*** PASSAGE SHOWN ***

RIYADH: Saudi and Nigerian leaders on Tuesday supported efforts to stabilize the oil market.
A consensus to freeze oil production to stabilize crude oil prices was one among several key bilateral and regional issues that were discussed during the talks between Custodian of the Two Holy Mosques King Salman and Nigerian President Muhammadu Buhari here at Al-Yamamah Palace.
King Salman also hosted a luncheon banquet in honor of President Buhari at the palace.
“The summit talks focused on multilateral cooperation within the framework of the Organization of Petroleum Exporting Countries (OPEC),” said an African diplomat, without giving his name.
He said that the Kingdom and Nigeria are important members of OPEC.
“There is a need to stabilize oil prices as the prices have slumped by more than 70 percent to near $30 a barrel over the past 18 months,” said the diplomat, while referring to the talks.

***

### WHAT YOU NEED TO DO
A. In the report on the Saudi–Nigerian talks, how far does the diplomat say oil prices have slumped over the past 18 months?
B. Carry the report on the Saudi–Nigerian oil talks forward past its final sentence.
The rows that come next have nothing to do with the report above.

*** SUPPLIED DATA ***

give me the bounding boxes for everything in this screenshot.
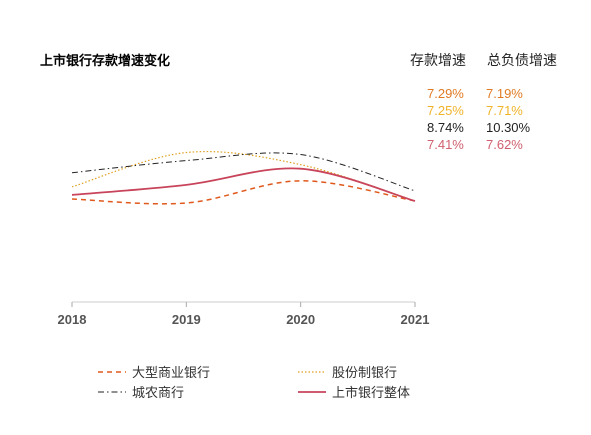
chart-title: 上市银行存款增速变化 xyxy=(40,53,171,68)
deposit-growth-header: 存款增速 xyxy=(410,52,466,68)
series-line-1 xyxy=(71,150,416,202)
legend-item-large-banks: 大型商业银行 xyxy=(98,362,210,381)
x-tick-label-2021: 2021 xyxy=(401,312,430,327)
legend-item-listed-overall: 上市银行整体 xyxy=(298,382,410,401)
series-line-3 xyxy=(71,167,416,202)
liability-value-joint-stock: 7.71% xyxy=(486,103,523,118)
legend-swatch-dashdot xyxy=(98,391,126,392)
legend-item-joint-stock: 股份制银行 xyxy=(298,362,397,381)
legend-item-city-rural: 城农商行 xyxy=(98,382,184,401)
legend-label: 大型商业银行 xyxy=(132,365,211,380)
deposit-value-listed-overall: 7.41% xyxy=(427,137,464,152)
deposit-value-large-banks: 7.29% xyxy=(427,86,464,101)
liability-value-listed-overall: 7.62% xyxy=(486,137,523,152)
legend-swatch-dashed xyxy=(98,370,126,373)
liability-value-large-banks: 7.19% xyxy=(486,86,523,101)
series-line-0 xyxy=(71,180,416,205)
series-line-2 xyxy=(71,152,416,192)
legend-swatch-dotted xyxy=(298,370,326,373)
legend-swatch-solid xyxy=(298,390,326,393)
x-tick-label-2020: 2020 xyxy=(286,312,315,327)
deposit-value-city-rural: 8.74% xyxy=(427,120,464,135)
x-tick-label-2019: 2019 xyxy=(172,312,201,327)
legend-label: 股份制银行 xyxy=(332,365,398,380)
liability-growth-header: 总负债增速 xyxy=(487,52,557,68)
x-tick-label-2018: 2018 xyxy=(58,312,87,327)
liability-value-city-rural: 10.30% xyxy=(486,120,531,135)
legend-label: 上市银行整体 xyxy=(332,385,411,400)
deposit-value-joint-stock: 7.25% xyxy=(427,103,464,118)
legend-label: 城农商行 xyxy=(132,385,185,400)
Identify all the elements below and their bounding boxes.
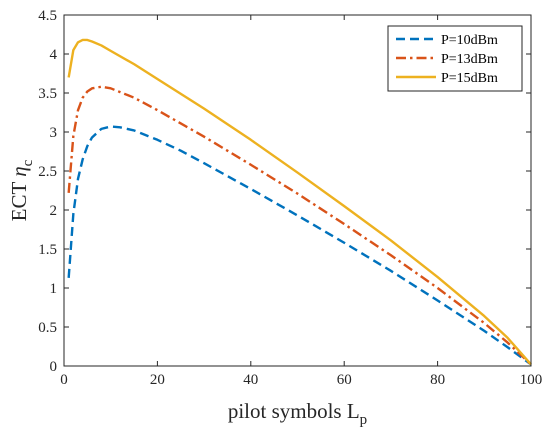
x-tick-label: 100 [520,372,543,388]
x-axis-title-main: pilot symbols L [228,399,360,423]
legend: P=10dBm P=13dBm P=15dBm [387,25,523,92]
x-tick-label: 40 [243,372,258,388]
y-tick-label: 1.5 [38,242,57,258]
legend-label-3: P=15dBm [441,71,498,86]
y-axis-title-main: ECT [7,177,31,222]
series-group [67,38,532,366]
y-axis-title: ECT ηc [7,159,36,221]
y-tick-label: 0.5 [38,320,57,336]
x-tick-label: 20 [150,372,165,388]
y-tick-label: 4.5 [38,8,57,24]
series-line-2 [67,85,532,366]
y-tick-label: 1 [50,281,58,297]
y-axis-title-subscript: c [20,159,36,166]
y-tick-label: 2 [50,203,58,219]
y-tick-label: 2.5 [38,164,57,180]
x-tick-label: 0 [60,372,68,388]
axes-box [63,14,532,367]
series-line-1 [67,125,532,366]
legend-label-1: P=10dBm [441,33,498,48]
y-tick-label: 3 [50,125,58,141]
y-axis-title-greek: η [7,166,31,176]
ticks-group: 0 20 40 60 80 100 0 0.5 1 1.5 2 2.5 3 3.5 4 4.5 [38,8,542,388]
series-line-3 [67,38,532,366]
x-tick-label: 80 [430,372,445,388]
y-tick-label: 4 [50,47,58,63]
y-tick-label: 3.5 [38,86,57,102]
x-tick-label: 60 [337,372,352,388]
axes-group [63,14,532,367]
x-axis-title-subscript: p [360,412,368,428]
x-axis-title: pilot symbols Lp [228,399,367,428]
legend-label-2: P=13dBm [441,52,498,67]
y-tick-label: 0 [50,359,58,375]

***
*** SUPPLIED DATA ***

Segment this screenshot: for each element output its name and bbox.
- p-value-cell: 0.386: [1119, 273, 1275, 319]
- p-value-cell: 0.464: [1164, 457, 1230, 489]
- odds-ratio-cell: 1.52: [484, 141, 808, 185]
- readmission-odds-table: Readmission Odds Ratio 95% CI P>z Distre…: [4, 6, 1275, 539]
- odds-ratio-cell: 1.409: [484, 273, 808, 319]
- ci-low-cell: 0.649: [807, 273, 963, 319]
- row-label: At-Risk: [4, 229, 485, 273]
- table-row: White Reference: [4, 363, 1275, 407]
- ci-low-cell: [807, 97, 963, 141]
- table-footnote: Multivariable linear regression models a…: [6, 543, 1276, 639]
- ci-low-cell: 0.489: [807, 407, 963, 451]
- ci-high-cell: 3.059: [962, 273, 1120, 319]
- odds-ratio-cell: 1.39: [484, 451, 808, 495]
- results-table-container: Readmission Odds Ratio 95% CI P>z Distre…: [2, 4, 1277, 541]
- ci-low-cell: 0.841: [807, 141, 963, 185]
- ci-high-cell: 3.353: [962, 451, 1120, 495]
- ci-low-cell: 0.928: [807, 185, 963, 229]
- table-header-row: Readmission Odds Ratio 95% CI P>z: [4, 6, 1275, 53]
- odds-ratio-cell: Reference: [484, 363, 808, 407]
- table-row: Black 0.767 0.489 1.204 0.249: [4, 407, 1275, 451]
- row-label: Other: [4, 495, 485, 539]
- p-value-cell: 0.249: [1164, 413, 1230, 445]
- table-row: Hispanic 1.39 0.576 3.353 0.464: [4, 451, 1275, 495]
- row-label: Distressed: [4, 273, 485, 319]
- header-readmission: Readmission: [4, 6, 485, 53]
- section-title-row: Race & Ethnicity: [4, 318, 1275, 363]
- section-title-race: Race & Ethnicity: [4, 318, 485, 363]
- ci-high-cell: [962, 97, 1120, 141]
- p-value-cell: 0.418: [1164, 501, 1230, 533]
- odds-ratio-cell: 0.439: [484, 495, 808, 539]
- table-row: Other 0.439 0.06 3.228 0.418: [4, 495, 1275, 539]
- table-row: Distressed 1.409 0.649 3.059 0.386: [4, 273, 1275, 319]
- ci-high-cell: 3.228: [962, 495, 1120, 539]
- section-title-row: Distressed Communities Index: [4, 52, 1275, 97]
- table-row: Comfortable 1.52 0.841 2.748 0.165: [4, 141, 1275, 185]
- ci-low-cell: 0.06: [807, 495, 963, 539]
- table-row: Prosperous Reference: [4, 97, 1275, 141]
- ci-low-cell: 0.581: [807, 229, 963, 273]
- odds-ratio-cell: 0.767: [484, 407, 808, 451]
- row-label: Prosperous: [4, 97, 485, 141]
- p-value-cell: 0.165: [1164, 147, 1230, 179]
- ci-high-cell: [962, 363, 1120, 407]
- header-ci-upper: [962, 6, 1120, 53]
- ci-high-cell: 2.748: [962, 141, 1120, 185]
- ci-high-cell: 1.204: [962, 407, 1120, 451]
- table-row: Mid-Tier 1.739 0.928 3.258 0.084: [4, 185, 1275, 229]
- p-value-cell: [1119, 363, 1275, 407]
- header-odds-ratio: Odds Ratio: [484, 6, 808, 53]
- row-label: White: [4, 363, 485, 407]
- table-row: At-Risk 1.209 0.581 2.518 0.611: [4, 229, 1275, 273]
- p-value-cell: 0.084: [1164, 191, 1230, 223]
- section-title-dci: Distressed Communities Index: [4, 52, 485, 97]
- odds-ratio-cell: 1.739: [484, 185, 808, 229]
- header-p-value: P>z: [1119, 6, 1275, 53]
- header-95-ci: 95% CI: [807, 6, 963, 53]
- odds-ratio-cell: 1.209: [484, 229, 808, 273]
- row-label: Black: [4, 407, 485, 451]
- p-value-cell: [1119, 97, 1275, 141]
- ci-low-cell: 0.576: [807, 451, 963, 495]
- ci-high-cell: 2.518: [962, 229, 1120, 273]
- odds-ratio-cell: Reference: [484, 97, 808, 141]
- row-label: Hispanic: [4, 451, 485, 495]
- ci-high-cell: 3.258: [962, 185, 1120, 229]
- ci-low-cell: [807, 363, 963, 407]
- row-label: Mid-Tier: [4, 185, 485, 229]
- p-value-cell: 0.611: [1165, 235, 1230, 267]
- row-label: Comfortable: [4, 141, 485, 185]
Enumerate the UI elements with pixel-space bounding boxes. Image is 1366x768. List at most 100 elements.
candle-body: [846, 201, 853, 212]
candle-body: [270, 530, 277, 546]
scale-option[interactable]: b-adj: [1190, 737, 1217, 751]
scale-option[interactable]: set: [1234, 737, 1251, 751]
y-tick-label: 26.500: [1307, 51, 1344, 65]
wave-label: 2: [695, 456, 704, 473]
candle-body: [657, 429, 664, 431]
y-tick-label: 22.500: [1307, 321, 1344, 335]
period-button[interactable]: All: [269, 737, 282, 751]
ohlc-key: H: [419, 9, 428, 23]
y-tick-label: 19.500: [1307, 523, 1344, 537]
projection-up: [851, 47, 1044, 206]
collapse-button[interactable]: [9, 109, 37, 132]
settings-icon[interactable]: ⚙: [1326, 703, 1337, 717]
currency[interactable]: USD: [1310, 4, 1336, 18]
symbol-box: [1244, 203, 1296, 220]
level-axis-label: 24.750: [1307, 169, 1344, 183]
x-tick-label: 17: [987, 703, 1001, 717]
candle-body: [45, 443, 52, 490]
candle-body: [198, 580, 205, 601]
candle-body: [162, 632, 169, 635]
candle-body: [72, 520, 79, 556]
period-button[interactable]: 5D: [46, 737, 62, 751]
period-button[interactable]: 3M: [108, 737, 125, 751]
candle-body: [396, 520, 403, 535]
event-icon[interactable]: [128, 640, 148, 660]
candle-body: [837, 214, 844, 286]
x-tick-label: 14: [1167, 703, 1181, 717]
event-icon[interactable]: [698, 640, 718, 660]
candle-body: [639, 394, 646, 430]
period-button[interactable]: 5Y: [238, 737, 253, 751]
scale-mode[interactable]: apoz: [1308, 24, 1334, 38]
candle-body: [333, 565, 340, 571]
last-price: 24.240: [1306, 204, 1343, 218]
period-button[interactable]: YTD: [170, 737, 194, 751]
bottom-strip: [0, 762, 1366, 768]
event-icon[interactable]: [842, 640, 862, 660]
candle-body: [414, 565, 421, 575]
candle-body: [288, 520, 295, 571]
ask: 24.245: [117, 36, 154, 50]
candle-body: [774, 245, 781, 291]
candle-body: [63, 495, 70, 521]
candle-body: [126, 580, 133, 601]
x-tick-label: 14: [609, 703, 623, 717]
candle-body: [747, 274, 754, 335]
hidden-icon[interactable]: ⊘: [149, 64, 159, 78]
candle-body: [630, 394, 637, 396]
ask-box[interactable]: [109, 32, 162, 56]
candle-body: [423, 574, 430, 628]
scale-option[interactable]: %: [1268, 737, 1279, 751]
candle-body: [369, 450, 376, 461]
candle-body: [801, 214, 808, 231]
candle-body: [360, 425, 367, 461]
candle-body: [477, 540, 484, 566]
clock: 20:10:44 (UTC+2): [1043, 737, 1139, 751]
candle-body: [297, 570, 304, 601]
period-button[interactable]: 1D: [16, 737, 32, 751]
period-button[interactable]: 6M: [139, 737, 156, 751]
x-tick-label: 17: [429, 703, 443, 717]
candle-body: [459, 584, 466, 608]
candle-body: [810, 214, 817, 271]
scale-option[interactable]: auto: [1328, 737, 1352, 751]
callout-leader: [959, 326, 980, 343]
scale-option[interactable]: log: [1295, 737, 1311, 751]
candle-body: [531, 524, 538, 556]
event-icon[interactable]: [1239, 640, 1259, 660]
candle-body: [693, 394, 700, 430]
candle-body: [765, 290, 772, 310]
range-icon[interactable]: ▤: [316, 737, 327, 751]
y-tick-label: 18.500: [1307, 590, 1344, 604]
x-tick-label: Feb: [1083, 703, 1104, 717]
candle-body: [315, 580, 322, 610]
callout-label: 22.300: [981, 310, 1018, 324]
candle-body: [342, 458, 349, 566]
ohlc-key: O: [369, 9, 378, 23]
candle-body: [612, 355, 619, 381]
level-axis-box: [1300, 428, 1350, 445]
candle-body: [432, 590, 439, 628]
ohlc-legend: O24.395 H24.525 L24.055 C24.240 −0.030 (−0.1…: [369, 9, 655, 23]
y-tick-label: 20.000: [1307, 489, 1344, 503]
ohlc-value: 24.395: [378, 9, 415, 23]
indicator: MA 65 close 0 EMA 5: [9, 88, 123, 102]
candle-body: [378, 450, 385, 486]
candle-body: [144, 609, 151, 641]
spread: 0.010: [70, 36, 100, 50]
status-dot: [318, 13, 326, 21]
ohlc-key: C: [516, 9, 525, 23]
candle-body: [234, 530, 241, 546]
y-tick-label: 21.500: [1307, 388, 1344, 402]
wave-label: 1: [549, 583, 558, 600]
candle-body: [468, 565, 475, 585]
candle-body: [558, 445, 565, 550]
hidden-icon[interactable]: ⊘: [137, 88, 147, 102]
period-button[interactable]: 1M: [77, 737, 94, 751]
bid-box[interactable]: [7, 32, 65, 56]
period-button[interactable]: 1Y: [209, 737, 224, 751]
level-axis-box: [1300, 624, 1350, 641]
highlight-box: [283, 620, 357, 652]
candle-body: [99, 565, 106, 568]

***
*** SUPPLIED DATA ***

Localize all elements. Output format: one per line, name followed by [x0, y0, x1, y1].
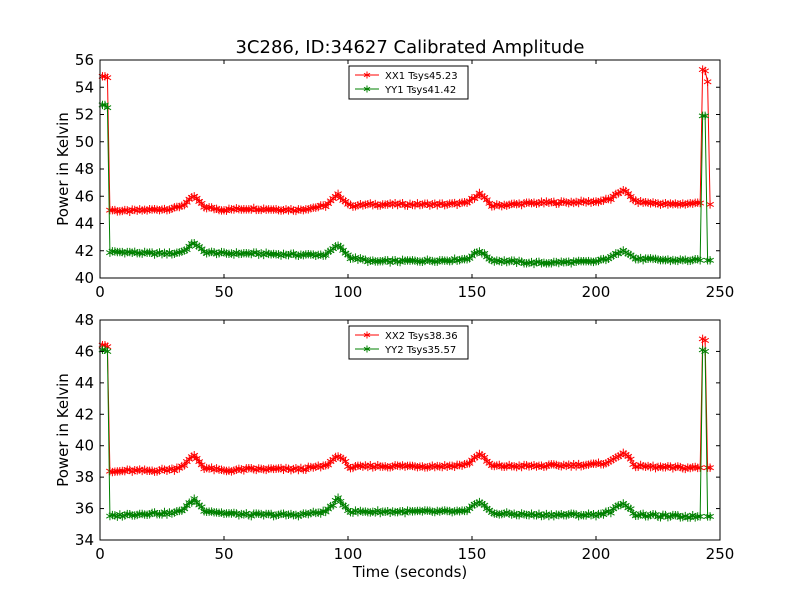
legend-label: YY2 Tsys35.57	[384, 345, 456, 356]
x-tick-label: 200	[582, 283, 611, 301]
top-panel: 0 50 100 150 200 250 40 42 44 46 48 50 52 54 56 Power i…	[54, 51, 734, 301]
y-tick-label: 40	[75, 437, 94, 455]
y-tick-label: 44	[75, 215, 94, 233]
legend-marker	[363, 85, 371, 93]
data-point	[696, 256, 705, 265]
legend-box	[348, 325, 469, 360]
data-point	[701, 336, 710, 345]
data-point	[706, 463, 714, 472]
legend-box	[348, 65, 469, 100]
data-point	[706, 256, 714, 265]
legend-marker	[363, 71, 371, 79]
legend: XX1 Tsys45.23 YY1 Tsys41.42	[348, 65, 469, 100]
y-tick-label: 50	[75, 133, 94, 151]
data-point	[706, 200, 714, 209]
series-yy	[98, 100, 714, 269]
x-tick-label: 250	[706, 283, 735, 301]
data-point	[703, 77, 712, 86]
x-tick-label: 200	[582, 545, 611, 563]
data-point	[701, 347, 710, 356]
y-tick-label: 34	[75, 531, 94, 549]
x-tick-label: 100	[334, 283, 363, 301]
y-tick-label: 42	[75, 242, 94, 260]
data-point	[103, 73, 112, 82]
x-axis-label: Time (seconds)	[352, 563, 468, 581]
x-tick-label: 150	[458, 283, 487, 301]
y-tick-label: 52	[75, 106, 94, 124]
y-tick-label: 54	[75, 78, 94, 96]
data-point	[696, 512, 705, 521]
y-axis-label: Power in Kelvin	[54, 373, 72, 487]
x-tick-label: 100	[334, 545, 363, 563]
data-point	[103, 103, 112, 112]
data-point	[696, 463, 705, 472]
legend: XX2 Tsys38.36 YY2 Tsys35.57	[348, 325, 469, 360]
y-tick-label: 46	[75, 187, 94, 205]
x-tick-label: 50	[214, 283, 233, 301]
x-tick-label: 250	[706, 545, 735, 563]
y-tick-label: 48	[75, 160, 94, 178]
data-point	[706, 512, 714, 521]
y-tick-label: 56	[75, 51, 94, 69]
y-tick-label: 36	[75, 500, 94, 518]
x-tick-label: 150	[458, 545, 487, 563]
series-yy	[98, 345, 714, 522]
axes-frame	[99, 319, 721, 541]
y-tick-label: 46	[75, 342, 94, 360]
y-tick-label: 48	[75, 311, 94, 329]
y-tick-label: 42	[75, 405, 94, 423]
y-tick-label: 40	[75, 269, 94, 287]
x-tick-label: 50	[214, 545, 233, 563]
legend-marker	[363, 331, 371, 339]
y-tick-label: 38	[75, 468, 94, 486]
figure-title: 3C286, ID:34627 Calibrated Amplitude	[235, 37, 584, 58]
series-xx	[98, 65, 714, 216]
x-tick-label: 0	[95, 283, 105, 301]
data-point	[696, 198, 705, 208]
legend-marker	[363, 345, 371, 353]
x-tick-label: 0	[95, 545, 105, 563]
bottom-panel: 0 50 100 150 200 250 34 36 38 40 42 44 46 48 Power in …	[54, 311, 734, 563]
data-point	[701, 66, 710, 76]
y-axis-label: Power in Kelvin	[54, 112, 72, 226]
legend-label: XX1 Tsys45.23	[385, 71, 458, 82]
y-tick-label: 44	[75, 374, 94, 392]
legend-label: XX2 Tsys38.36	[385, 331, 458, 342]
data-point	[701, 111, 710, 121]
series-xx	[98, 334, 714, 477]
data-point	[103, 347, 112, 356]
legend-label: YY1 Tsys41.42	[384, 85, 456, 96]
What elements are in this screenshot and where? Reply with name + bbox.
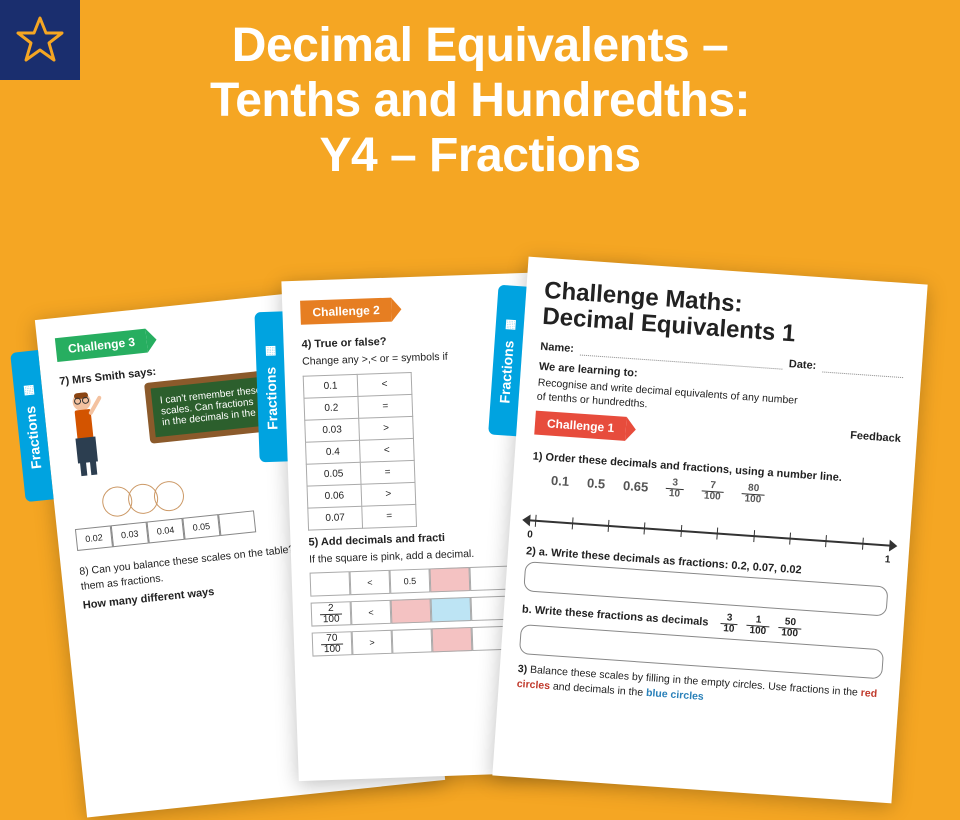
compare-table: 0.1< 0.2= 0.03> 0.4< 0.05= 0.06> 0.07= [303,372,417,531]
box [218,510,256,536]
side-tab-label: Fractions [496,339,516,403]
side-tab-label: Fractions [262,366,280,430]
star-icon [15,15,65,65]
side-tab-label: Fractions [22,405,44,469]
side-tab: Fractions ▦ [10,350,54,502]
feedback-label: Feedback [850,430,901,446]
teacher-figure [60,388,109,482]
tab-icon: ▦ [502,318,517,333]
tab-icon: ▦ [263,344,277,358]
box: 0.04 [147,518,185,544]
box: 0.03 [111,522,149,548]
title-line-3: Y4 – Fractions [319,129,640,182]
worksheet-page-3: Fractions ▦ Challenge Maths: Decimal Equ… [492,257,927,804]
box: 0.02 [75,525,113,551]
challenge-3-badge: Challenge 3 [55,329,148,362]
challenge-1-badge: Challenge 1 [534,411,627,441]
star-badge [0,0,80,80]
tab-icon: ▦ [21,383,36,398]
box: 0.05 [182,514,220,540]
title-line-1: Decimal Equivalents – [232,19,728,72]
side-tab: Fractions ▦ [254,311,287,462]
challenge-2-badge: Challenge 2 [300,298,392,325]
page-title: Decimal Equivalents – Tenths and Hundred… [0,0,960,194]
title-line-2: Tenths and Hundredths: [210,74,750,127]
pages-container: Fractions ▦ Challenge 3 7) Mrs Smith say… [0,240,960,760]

***

### WRITTEN RESPONSES
A. By more than 70 percent, to near $30 a barrel.

B.
SPA reported that “the talks focused on prospects of cooperation between the two countries in various fields and the latest developments in Islamic and international arenas.”
The Saudi-Nigerian consultation touched on the potential output freeze, which aims to stabilize a market in which prices have fallen to their lowest levels in nearly 13 years.
Saudi Arabia and Nigeria are committed to a stable oil market and efforts to support a price rebound, Garba Shehu, a spokesman for President Buhari said in Lagos.
“The two leaders accepted the fact that their two economies are tied to oil and that all cannot be well with both countries when the world oil market is unstable,” said the spokesman
“They therefore committed themselves to doing all that is possible to stabilize the market and rebound the oil price,” he was quoted as saying in a Reuters report.
President Buhari is accompanied by Emmanuel Ibe Kachikwu, junior oil minister and head of the state-run oil firm.
Buhari, who started his week-long official visit to Saudi Arabia and Qatar on Monday from Riyadh, left later on Tuesday for Madinah.
The Nigerian president will travel to the holy city of Makkah for Umrah on Thursday. The talks and the luncheon banquet hosted by King Salman were also attended by Crown Prince Mohammed bin Naif, deputy premier and minister of interior; Prince Miteb bin Abdullah, National Guard minister; Ibrahim Al-Assaf; finance minister; and Adel Al-Toraifi, minister of culture and information.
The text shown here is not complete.